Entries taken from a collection
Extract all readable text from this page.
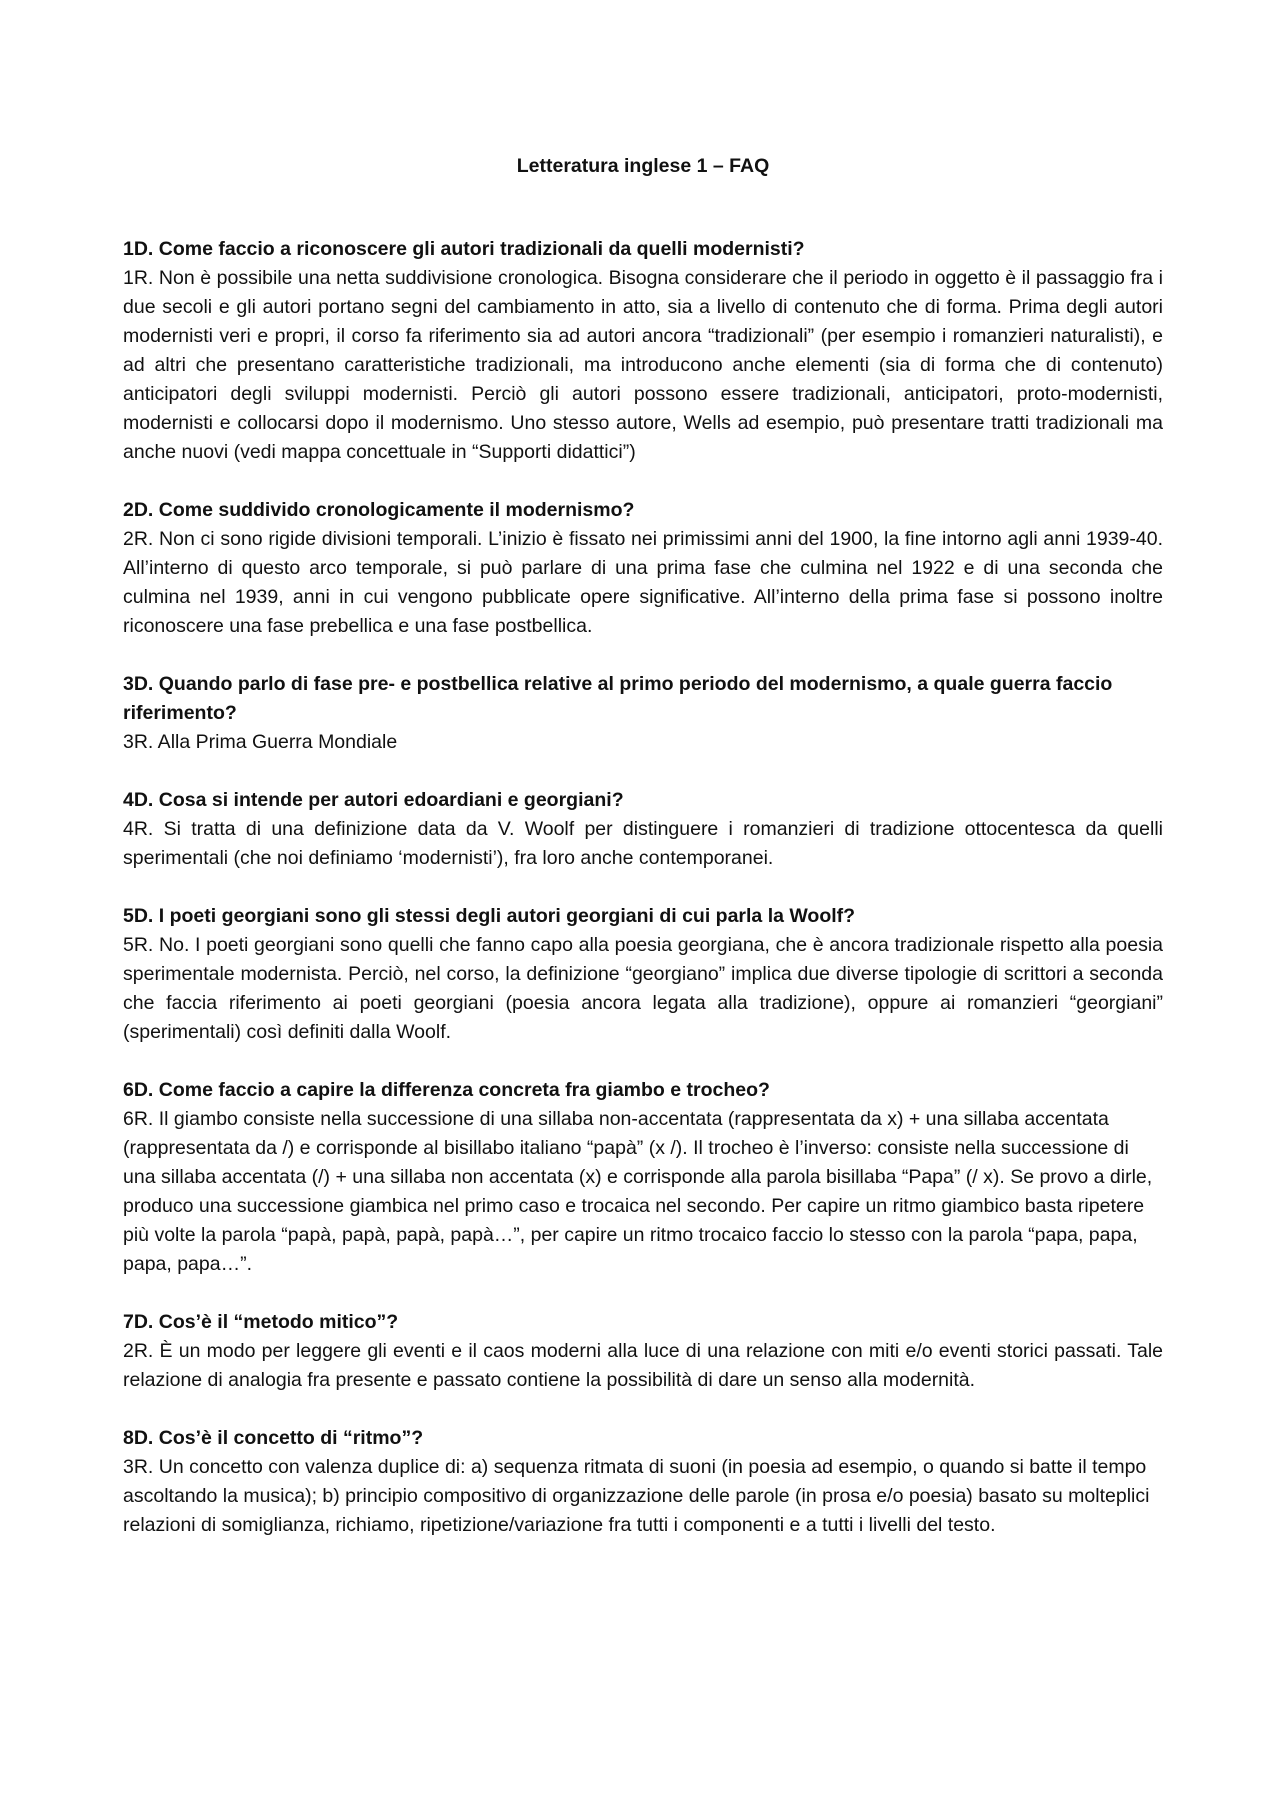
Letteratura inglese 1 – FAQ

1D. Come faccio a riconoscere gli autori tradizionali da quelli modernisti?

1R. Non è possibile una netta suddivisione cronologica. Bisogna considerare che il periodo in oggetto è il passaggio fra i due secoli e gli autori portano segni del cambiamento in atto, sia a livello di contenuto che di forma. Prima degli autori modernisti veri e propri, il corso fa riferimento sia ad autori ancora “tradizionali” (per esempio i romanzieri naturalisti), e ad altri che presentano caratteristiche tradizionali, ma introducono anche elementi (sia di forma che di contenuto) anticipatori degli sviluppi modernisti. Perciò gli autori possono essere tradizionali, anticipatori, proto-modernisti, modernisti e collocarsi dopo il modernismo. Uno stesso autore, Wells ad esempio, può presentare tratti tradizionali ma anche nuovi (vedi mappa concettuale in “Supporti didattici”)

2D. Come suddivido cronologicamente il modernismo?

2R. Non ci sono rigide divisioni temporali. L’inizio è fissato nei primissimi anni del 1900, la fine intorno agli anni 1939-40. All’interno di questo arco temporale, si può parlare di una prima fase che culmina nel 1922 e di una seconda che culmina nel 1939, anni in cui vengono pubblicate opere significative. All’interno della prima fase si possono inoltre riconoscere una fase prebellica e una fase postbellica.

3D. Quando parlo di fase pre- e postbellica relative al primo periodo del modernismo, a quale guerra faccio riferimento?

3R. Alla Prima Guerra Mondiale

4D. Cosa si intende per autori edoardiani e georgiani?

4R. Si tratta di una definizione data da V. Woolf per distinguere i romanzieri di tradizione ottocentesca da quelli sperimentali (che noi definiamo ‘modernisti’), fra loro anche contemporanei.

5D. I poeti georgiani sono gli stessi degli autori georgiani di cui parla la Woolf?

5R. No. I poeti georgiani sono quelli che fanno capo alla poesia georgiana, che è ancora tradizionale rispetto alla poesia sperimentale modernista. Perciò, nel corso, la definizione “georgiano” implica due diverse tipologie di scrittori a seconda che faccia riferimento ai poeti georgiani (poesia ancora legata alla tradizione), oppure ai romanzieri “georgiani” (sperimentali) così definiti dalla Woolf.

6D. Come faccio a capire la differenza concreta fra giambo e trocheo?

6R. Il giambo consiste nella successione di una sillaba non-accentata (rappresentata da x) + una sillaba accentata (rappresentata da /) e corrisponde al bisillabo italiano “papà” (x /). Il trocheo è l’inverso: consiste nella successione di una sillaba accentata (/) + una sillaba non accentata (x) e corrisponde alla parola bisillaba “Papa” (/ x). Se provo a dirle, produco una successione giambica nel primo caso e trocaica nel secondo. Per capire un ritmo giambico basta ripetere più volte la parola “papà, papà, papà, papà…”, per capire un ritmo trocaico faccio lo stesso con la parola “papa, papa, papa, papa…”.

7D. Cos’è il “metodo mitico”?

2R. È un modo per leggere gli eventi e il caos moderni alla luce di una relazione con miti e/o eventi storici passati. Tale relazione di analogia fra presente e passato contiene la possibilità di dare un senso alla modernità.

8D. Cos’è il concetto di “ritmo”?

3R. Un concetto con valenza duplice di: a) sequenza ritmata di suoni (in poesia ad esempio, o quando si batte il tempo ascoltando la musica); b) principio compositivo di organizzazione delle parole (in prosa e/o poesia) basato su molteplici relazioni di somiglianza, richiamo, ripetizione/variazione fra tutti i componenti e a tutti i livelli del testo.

==

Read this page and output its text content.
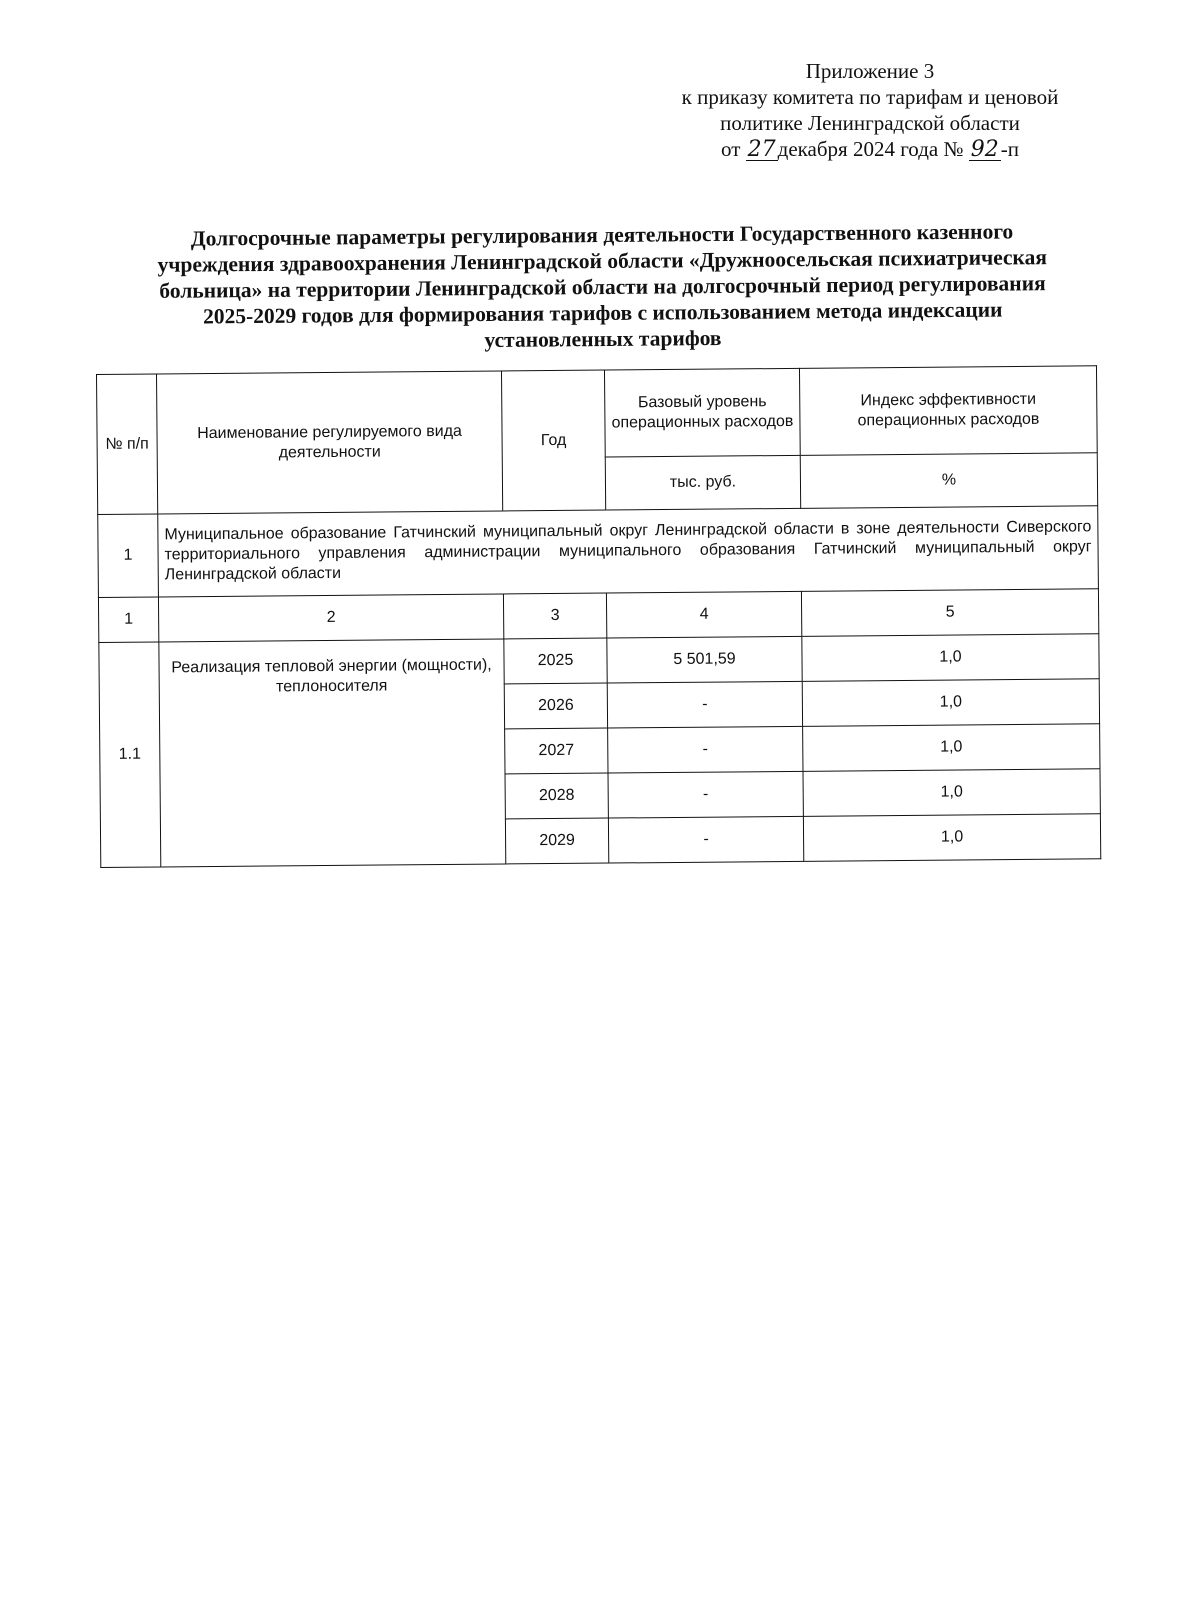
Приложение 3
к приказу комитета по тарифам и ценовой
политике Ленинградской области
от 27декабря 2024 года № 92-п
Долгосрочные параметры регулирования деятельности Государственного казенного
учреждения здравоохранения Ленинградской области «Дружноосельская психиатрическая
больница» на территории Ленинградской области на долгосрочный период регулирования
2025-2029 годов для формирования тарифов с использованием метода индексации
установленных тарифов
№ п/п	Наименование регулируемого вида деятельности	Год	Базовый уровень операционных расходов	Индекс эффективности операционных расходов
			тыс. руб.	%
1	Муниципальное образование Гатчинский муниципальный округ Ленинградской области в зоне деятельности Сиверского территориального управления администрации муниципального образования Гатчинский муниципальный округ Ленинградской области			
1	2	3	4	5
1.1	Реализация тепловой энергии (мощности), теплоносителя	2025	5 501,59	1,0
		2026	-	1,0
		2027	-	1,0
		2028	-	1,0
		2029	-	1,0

* * *

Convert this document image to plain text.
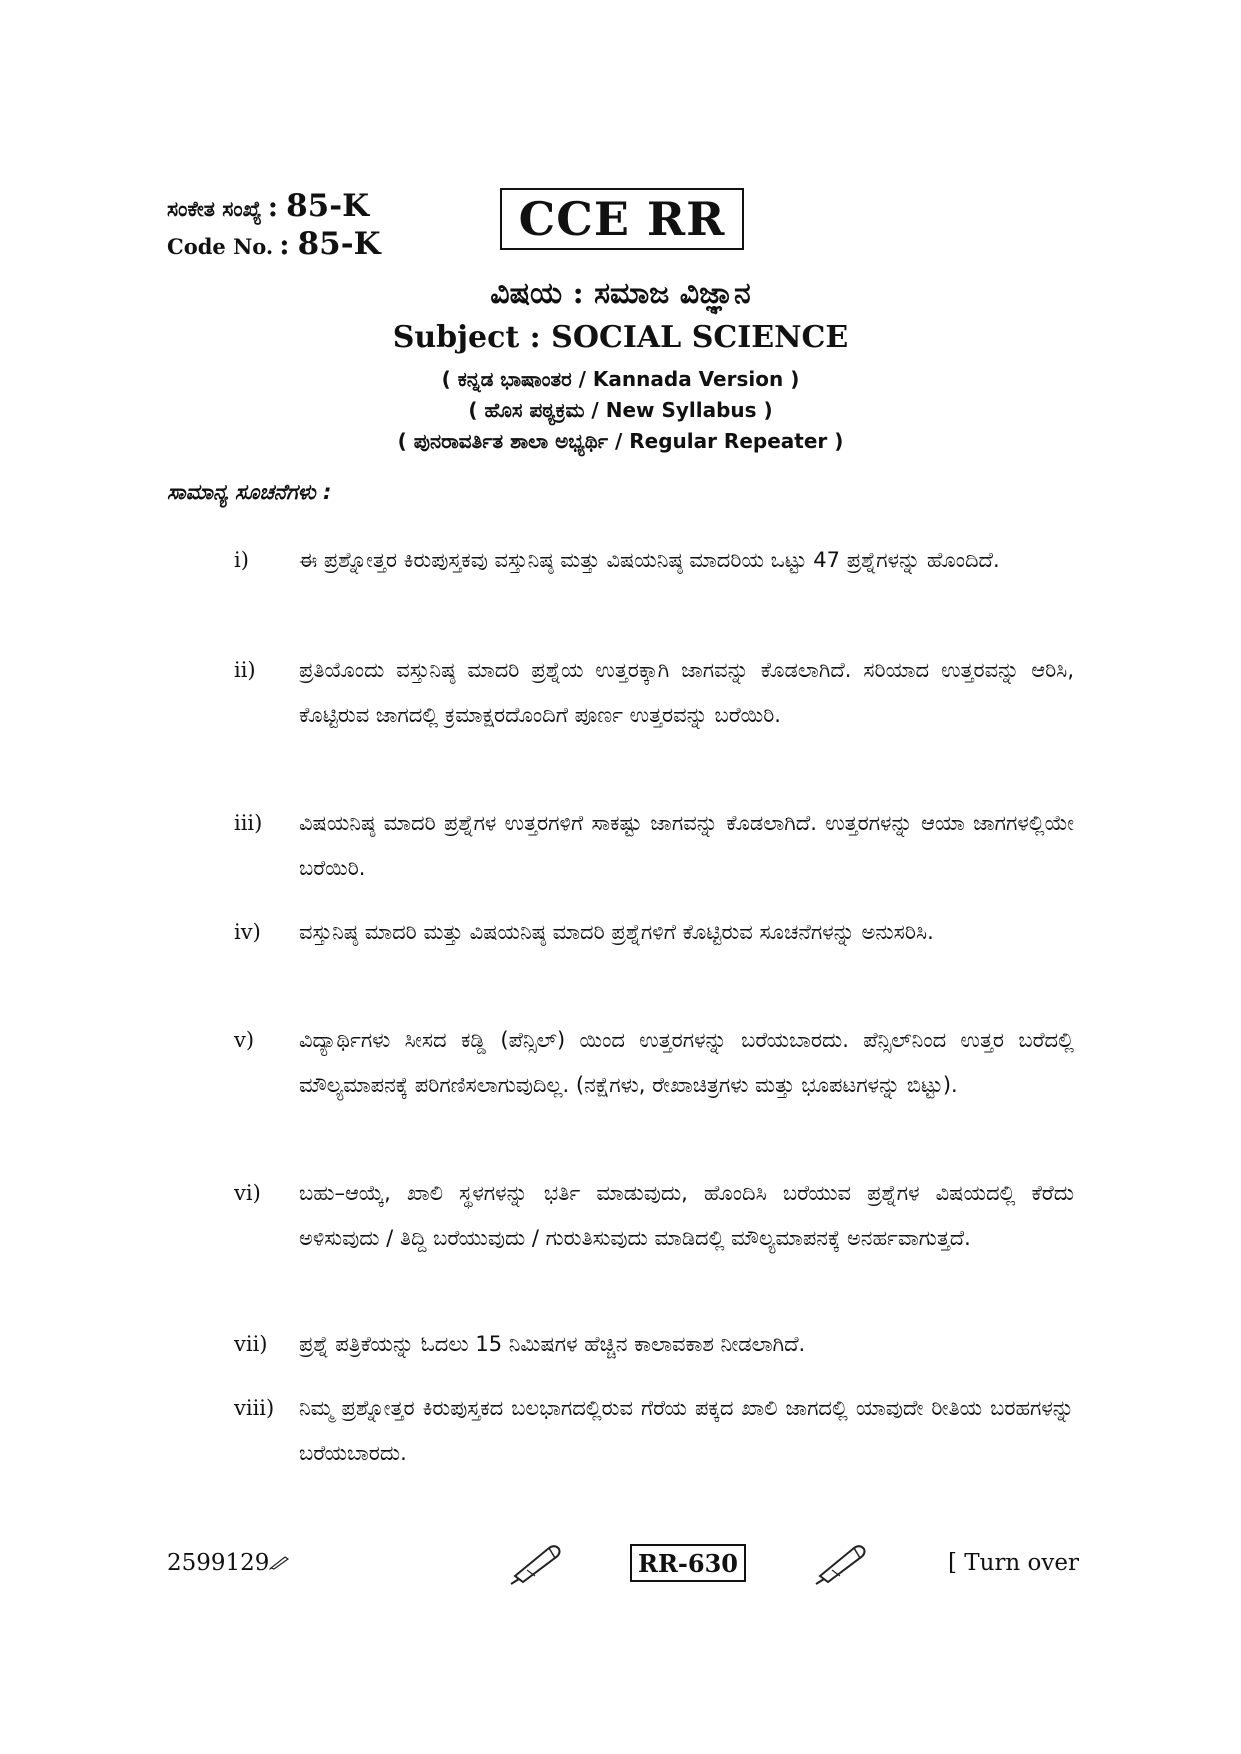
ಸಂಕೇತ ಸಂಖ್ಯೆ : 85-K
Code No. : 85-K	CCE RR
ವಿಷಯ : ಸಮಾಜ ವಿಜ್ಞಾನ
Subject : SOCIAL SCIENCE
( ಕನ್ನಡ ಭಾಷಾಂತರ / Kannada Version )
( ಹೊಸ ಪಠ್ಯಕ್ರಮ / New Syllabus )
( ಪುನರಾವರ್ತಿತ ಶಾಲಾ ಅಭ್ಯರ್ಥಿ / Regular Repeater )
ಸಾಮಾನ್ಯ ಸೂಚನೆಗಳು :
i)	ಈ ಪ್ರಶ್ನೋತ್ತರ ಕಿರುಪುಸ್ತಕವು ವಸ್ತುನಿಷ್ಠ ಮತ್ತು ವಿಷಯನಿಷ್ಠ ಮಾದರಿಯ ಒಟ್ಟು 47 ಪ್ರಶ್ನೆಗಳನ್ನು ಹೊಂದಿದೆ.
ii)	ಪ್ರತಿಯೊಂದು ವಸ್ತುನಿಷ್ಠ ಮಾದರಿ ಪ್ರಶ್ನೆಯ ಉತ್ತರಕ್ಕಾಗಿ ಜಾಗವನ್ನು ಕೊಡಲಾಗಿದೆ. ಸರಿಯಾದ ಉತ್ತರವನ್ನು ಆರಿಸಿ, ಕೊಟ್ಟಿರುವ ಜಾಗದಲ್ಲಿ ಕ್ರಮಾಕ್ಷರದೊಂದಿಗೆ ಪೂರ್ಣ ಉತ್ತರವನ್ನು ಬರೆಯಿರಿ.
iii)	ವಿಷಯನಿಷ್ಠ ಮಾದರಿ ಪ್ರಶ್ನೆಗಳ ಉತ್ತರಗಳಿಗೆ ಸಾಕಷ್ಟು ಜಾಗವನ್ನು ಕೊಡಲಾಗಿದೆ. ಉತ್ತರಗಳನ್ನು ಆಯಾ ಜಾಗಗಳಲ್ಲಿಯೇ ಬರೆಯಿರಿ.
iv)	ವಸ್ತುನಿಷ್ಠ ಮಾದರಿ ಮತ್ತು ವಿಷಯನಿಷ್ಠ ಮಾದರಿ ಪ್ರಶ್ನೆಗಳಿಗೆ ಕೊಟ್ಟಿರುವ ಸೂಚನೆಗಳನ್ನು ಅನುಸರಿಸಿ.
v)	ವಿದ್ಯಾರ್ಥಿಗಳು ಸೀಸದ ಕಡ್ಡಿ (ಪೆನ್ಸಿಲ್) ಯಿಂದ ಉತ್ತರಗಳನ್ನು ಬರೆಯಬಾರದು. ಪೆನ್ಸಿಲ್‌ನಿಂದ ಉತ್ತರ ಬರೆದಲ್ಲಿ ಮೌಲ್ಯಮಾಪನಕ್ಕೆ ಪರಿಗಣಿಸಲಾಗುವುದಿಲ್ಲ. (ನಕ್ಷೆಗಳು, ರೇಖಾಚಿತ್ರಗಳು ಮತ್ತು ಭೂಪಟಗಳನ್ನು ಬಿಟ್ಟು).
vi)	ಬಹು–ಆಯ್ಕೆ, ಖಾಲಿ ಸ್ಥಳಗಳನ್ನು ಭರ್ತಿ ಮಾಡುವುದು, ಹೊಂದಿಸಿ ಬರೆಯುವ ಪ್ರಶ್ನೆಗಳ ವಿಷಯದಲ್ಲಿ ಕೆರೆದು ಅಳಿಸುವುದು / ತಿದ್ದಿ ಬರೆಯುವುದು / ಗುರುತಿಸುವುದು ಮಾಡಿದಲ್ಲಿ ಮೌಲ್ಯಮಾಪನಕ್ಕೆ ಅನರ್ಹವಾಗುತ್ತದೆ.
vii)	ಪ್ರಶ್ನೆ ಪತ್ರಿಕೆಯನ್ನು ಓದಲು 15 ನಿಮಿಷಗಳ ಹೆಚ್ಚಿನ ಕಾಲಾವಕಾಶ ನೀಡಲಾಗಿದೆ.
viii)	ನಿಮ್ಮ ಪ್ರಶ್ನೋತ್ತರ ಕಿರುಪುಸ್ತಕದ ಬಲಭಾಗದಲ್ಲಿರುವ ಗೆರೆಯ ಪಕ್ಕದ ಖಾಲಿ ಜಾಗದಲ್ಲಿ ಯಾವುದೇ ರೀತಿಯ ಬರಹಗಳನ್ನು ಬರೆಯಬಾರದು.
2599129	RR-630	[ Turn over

Short task |
Select every line in the records above that contains the word "области".

Result |
политике Ленинградской области
учреждения здравоохранения Ленинградской области «Дружноосельская психиатрическая
больница» на территории Ленинградской области на долгосрочный период регулирования
1	Муниципальное образование Гатчинский муниципальный округ Ленинградской области в зоне деятельности Сиверского территориального управления администрации муниципального образования Гатчинский муниципальный округ Ленинградской области			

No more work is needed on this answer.